>> Start Data shown
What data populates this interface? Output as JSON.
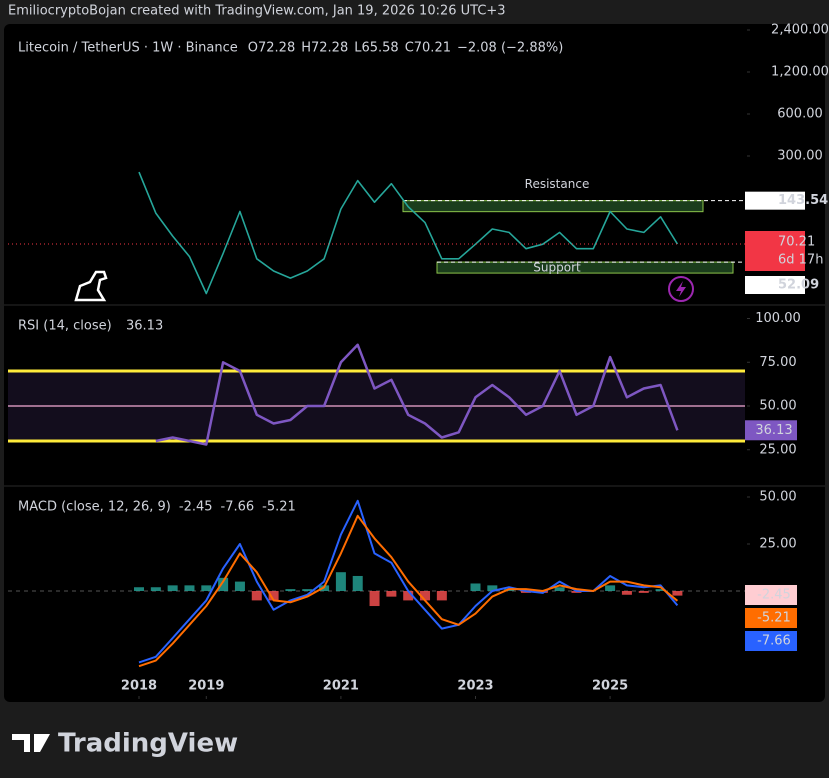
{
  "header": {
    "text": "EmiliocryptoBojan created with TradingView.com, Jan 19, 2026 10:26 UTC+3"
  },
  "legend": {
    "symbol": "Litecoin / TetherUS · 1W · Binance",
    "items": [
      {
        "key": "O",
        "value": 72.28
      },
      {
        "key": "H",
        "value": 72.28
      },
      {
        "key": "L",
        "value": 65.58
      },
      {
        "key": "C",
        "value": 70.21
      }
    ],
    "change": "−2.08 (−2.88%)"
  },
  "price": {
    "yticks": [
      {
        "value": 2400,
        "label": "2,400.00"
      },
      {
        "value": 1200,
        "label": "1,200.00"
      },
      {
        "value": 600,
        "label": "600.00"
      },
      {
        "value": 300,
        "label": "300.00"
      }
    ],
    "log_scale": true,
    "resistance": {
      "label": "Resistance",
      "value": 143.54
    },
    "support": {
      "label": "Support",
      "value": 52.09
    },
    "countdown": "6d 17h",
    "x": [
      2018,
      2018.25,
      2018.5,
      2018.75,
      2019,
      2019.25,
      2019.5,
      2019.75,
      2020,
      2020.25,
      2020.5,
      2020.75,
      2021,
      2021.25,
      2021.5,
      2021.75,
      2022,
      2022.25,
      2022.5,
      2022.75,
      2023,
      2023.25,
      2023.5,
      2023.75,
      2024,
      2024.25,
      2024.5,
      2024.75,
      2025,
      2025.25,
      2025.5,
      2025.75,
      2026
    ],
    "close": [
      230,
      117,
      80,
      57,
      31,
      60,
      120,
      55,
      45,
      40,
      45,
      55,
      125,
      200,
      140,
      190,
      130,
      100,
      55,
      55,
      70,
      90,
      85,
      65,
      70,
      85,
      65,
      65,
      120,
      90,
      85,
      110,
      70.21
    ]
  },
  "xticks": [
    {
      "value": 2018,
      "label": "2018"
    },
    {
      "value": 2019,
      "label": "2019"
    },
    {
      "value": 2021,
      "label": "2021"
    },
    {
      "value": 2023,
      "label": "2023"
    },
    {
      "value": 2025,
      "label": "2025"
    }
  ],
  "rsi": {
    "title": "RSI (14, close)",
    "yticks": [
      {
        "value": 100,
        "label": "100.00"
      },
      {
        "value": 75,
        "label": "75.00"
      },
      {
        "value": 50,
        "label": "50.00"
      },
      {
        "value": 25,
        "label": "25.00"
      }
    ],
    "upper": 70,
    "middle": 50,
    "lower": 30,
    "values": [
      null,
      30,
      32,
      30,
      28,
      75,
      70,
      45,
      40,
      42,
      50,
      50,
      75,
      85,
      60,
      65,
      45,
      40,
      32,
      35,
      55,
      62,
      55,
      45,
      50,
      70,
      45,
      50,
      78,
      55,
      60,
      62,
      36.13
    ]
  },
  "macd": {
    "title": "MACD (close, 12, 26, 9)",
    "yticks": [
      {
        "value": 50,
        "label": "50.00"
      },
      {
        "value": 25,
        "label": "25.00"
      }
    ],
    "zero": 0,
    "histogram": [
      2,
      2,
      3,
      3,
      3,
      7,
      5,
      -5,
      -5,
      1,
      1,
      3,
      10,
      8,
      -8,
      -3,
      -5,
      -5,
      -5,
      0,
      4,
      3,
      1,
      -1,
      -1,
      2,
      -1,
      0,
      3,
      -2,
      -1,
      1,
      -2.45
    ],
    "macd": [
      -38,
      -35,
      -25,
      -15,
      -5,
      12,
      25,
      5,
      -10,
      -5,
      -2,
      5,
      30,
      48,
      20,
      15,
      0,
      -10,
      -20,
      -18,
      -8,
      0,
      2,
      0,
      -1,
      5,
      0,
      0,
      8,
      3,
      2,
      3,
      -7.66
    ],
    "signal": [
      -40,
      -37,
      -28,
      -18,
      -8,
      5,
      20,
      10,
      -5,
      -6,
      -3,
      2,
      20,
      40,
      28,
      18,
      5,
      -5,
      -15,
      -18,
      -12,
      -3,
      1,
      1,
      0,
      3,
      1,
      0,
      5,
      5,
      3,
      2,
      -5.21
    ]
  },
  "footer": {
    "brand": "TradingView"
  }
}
>> End Data shown
>> Start Data shown
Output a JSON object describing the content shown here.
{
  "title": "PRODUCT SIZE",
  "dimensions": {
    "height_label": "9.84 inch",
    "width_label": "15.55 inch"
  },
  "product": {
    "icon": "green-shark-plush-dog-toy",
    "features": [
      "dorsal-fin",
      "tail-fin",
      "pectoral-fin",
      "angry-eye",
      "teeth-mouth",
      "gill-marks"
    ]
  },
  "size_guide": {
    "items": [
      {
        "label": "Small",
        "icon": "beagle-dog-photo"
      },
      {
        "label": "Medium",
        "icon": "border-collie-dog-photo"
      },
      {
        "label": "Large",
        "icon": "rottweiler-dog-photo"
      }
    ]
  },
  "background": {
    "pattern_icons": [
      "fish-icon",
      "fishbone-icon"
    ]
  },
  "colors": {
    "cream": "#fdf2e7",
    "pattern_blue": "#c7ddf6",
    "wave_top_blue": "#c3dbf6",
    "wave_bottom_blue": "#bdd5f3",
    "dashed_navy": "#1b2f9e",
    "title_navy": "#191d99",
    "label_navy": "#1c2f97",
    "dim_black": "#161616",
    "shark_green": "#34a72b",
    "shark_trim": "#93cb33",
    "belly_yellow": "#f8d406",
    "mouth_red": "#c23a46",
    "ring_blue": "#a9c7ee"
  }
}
>> End Data shown
Do this =>
Find the lines above that contain the word "Output" and collect them.

Complete answer =>
What data populates this interface? Output as JSON.
Output a JSON object describing the content shown here.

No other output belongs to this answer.